start SUPPLIED PASSAGE
Using statistics to infer Flashcards
(13 cards)
Typical structure of a research report in quantitative educational research
Example Headings and Sub-headings:
Introduction
Literature review
Methods
- Research design
- Participants/ sample
- Measures
- Analytic approach
Results
- Answering research questions
Discussion and conclusion
- Making inferences about the broader population
References
what is the aim of quantitative research?
Quantitative research aims to find out new knowledge about a group (population) by only considering some of them (sample)
Infer something about the broader group (population) based on research obtained from the limited numbers that have been investigated (sample)
From the sample, we must calculate statistics to give us information about the broader population
what must researchers think about when dealing with a sample of a population?
Researchers must think about how they are going to collect data from their sample and think about whether their sample is representative of their population
why choose samples?
Samples are more feasible and less costly and less time-consuming
statistical symbols for samples:
frequency: n
mean: M or x̅
standard deviation: SD or s
statistical symbols for population:
frequency: N
mean: μ
standard deviation: σ
what does inferential statistics do?
gathers information from a sample and makes inferences about the wider population
why can we never be 100% sure about the conclusions we make when taking a sample?
When we have information from a sample, we can never be 100% sure that the conclusions we draw from this information will also be true in the broader population
There will always be a chance that our sample may not represent our population
How sure can we be that the statistics we generate from a sample also tell us something about the population?
end SUPPLIED PASSAGE
start EXCERPTED DATA
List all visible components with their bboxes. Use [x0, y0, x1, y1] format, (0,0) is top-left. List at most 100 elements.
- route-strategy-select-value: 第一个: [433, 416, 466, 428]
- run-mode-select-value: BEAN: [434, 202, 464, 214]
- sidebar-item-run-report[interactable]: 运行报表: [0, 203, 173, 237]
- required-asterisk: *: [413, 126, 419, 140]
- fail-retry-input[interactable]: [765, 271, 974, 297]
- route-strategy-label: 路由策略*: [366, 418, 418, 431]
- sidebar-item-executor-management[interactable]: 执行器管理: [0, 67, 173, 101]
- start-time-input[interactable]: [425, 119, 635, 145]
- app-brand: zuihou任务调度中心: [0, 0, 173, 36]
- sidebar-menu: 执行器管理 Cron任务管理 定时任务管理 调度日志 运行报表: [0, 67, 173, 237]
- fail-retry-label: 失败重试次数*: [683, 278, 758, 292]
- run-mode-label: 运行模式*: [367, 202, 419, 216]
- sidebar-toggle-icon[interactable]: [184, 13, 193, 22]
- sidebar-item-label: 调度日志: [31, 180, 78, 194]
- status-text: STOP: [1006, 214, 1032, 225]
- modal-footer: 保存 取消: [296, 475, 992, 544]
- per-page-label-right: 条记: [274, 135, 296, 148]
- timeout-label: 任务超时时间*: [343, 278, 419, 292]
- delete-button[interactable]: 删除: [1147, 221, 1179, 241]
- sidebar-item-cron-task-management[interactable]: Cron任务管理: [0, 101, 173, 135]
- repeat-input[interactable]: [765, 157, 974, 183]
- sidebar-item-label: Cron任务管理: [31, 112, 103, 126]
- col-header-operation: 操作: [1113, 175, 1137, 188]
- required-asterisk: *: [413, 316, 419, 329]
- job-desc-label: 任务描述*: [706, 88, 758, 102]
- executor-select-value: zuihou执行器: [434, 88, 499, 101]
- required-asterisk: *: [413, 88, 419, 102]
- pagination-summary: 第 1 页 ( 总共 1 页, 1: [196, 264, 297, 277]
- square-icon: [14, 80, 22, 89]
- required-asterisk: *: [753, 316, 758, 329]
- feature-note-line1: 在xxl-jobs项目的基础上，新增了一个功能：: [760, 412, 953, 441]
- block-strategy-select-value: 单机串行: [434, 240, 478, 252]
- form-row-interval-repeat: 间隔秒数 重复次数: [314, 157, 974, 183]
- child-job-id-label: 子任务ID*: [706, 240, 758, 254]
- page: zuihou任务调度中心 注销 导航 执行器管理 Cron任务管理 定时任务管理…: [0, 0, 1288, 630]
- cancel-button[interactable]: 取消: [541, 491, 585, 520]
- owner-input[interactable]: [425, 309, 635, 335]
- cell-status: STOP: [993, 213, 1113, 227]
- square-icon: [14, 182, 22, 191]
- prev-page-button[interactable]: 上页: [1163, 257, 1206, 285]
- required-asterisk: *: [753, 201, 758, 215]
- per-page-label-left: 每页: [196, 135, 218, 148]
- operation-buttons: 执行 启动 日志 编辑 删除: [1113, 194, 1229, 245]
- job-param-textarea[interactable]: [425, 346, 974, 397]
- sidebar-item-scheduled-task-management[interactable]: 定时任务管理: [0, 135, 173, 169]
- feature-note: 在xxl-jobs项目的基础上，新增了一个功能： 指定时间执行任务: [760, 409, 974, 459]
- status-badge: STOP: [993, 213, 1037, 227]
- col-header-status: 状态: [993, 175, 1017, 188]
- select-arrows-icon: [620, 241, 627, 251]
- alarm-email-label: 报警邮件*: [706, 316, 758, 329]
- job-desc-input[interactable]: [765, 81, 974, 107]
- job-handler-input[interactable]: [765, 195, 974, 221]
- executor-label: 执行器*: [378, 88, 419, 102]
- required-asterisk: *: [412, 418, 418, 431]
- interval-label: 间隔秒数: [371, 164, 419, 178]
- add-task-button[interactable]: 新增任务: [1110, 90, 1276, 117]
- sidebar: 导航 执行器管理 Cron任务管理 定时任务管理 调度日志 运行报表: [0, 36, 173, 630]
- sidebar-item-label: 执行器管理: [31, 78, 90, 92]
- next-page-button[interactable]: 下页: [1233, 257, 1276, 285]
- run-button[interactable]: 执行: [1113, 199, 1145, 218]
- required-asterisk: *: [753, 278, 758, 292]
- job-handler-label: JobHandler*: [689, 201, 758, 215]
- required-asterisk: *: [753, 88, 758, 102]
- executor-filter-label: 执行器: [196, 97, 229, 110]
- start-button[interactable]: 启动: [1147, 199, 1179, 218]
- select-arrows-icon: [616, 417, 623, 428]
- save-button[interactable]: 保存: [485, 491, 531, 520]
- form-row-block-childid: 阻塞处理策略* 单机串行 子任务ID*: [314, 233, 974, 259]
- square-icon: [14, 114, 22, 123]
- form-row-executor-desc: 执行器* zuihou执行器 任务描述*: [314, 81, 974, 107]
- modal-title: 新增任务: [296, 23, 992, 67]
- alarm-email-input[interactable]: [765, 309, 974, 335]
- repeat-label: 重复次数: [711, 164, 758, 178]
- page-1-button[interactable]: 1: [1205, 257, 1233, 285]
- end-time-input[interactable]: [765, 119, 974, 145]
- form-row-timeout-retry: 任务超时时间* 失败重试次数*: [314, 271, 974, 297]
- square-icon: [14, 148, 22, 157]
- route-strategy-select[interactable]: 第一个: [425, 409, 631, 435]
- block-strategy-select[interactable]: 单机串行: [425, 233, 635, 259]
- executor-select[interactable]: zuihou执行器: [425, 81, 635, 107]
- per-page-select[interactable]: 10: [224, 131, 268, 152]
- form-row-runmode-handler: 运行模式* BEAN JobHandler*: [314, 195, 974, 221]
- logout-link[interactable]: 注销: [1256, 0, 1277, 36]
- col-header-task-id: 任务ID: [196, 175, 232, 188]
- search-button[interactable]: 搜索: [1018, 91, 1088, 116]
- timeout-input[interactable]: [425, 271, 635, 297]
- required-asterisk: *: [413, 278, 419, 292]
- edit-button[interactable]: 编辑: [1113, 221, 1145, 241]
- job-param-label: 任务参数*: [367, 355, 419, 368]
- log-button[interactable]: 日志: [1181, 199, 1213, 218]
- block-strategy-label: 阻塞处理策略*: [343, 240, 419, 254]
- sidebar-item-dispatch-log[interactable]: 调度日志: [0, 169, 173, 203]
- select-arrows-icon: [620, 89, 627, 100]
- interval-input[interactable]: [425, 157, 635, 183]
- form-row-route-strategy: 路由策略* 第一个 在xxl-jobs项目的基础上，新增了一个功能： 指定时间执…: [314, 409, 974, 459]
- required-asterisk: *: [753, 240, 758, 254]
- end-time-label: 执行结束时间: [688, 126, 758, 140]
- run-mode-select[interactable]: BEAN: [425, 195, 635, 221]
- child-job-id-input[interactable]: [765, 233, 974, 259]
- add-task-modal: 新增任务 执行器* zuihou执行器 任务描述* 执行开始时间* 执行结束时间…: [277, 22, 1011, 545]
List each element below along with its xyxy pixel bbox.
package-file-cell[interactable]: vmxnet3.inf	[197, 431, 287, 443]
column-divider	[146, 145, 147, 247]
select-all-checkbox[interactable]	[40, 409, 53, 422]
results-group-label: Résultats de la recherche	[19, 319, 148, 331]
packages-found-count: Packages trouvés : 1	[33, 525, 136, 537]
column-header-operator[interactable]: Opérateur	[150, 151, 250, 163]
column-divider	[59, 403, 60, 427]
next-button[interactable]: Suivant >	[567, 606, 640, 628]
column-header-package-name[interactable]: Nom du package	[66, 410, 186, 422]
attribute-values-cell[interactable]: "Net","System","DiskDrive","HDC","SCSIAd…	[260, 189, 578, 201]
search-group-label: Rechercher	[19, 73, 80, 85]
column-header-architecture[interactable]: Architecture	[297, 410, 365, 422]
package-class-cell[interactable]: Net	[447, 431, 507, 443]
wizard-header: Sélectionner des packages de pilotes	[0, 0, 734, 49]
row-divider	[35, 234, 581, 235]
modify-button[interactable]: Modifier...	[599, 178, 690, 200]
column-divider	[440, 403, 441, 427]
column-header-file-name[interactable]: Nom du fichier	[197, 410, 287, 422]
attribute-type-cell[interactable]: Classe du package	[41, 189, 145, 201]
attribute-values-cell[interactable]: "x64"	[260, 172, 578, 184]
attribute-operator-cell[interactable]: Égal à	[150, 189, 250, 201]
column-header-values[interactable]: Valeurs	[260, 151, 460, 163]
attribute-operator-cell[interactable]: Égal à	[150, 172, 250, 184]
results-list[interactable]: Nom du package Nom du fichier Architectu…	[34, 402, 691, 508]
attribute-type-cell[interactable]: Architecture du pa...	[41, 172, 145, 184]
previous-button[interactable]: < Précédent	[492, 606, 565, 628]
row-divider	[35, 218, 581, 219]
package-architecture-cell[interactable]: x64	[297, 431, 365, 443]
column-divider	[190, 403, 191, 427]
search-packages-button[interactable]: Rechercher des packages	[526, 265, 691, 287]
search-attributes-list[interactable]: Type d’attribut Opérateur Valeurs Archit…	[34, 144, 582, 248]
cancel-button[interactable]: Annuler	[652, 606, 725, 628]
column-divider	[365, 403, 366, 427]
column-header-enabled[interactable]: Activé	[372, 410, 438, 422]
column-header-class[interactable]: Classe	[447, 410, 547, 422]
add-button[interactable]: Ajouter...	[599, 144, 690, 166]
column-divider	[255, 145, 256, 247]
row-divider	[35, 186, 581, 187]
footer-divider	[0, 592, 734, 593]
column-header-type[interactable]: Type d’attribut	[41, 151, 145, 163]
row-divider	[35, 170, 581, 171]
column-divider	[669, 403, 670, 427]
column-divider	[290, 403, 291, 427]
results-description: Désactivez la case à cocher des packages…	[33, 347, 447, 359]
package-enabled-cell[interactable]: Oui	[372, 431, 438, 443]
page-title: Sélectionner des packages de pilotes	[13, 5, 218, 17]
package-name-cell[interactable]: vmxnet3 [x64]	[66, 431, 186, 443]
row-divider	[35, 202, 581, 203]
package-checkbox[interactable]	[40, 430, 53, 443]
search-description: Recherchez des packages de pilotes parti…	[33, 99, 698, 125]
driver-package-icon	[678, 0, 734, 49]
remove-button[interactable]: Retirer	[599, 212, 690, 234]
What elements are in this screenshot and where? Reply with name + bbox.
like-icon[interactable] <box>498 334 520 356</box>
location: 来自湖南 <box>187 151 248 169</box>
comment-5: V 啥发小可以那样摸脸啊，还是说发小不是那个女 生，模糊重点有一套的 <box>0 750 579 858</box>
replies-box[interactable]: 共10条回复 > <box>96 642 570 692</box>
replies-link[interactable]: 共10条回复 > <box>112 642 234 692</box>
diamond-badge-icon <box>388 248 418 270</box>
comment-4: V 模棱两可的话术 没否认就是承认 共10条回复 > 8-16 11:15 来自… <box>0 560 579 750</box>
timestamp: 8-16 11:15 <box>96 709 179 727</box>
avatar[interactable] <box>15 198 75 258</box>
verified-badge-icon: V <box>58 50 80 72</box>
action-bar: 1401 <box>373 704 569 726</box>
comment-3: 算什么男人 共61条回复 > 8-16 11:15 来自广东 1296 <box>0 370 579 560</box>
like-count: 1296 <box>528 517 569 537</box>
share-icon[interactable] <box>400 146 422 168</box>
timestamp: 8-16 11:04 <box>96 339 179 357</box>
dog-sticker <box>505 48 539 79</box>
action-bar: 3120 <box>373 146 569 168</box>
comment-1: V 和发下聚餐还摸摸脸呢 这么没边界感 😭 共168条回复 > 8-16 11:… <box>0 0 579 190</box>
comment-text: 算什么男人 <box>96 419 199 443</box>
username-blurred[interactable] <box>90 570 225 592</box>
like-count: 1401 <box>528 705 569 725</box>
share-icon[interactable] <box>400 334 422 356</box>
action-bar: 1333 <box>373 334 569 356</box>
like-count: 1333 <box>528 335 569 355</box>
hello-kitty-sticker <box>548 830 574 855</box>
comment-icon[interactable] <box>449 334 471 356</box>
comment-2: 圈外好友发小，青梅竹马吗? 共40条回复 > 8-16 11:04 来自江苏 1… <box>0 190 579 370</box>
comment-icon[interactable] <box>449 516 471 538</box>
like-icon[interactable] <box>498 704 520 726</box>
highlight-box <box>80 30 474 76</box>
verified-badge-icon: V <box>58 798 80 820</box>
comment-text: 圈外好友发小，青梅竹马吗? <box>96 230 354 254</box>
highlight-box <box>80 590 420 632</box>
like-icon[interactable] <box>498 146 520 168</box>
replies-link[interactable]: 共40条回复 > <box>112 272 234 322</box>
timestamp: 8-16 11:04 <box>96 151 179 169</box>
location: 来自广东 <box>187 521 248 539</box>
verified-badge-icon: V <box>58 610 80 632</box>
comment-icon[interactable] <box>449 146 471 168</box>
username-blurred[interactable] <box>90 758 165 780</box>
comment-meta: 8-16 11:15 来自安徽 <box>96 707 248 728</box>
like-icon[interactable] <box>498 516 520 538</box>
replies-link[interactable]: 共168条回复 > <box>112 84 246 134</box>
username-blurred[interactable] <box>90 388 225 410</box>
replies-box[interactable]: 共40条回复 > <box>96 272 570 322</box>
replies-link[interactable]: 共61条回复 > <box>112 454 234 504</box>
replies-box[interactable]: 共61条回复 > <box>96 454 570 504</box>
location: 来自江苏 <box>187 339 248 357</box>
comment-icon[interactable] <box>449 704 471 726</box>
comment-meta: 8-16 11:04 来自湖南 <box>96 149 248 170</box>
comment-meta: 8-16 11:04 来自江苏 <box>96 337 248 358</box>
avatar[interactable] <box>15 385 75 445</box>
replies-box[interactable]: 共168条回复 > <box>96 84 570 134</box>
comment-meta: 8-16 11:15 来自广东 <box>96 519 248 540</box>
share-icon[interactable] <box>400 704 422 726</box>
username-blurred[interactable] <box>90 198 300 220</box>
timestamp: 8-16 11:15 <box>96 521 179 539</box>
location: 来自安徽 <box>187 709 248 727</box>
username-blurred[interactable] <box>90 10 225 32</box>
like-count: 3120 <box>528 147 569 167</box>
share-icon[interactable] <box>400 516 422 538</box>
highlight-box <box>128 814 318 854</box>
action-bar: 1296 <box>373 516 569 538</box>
end EXCERPTED DATA
* REQUIRED ACTIONS:
a: In the statistics flashcards, which symbol stands for the standard deviation of a sample?
b: From the statistics flashcards, return the passage starting at "Researchers must think" and ending at "why choose samples?".
c: Extend the statistics flashcards, picking up right after their final line.

* RESPONSES:
a: SD or s

b:
Researchers must think about how they are going to collect data from their sample and think about whether their sample is representative of their population
why choose samples?

c:
what are the two ways that researchers typically represent uncertainty in their data?
point estimates and interval estimates
what are point estimates?
A ‘best guess’ of the value in a population that comes with an estimate of how certain this estimate is
what are interval estimates?
An estimate of the range of likely values within the population
standard error and point estimates
This is an estimate of uncertainty that links the statistics we get from samples to the ‘best guesses’ that we make as regards the same statistic in the broader population. It is used with Point Estimates.
A ‘standard error’ (SE) estimates how accurate a statistic is when we generate it from a sample, but want to use it as an estimate of the same statistic in the broader population.
Smaller standard errors mean that our sample statistic is more likely to be accurate estimate of the population as there is less error
The most frequent standard error we will see is the ‘Standard Error of the Mean’ (SEM)
We can present standard errors alongside our ‘sample statistics’ when we want to make claims about the broader population when we want to make ‘inferences’.
confidence intervals and interval estimates
Confidence Intervals (Cis) are examples of Interval Estimates.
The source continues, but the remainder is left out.